(What you have to do)
Pick out each line of the records in which the word "živnosti" appears.

━━━━━━━━

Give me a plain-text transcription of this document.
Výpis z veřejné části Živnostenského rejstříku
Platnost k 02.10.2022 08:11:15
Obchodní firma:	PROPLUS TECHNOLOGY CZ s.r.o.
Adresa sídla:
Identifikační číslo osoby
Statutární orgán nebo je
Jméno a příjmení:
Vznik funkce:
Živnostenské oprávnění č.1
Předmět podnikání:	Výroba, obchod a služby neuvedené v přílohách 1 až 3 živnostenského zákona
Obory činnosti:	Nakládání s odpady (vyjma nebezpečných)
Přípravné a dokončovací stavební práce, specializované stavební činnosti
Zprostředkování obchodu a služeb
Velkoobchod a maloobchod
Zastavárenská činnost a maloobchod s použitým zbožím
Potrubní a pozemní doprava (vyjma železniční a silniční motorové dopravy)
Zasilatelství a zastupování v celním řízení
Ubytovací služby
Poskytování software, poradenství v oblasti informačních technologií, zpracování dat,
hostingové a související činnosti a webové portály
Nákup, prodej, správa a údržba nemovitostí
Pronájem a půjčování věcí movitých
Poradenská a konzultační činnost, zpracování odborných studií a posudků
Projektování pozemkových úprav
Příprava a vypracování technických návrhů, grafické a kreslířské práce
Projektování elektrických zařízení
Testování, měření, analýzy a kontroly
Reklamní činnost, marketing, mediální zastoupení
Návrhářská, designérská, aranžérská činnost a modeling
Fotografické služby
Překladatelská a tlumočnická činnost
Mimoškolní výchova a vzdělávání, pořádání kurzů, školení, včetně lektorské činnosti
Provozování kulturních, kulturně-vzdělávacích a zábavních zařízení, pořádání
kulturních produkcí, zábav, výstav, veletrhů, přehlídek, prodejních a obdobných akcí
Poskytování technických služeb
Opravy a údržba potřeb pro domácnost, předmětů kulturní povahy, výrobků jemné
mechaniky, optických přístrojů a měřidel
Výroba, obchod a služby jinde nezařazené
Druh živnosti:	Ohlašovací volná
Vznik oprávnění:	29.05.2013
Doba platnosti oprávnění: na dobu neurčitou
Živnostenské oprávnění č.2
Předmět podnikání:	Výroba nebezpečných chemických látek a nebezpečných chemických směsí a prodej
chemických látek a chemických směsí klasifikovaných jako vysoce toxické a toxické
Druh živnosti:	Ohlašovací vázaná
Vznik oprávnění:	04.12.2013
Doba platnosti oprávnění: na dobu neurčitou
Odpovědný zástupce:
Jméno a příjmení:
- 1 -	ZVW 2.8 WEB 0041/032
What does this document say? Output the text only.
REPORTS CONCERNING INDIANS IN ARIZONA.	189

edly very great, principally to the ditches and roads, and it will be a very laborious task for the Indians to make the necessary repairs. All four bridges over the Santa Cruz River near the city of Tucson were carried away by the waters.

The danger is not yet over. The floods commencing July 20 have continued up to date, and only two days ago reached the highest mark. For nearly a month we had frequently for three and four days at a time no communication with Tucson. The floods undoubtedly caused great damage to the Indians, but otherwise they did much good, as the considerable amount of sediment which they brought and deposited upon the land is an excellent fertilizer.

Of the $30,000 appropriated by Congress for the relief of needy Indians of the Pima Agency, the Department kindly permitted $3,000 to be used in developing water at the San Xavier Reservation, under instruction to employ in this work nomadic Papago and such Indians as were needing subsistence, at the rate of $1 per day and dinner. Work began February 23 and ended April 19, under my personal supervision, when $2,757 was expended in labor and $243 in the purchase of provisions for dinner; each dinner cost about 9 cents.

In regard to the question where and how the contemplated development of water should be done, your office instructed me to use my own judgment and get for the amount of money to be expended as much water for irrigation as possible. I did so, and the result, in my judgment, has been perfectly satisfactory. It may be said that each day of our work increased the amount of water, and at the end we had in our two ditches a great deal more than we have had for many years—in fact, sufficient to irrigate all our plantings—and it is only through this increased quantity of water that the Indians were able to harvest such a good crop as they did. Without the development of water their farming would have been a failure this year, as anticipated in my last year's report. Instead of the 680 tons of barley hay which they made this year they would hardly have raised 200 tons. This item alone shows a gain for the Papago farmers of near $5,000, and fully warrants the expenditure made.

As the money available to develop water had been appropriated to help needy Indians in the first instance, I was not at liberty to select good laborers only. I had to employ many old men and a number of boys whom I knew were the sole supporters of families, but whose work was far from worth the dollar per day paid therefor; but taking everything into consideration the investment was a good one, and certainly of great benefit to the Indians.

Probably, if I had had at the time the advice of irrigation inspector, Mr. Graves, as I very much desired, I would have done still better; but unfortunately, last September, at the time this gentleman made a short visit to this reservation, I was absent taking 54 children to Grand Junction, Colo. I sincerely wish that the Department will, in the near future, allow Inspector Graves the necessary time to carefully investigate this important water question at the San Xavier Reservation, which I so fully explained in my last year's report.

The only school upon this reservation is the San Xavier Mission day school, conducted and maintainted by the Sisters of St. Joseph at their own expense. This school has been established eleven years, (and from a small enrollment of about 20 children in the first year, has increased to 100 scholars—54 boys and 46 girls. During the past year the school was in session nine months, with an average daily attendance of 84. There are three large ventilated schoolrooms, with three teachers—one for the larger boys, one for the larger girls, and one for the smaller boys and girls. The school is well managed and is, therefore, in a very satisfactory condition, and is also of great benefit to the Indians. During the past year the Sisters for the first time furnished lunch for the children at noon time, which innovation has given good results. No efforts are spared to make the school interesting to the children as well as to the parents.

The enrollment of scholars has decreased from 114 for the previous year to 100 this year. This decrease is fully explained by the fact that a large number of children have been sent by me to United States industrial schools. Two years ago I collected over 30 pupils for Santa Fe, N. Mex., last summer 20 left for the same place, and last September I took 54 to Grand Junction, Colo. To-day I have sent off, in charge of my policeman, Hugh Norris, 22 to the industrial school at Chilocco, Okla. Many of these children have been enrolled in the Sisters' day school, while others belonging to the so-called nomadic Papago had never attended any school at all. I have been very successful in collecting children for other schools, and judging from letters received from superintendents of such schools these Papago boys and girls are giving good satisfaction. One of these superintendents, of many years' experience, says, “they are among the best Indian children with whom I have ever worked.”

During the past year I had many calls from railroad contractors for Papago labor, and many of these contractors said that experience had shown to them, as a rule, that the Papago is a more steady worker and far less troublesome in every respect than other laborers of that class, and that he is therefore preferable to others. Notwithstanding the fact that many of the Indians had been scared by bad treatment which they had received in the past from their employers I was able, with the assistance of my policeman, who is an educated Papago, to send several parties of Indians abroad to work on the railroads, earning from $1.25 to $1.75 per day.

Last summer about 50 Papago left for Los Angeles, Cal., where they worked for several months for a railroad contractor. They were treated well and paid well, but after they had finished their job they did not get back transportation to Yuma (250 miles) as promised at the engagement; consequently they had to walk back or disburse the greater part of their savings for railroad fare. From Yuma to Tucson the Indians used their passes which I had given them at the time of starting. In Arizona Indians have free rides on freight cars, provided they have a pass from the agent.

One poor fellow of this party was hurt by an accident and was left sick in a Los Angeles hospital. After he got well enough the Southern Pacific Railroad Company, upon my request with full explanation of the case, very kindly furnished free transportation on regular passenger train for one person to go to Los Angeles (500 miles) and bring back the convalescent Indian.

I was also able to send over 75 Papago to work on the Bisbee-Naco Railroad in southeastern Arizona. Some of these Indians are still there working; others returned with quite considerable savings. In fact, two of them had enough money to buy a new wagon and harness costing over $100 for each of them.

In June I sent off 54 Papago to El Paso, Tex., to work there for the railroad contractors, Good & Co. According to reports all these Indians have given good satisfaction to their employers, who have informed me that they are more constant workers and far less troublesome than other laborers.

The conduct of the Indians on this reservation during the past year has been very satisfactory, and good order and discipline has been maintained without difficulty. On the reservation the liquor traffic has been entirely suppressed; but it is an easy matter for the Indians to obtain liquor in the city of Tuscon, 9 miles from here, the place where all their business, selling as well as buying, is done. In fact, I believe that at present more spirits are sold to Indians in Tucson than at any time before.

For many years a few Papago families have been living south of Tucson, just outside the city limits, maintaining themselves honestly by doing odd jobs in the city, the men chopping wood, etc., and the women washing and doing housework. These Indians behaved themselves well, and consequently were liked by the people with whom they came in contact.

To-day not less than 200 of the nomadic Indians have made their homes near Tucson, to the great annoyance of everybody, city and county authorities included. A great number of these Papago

━━━━━━━━

(Solution below)
Druh živnosti:	Ohlašovací volná
Druh živnosti:	Ohlašovací vázaná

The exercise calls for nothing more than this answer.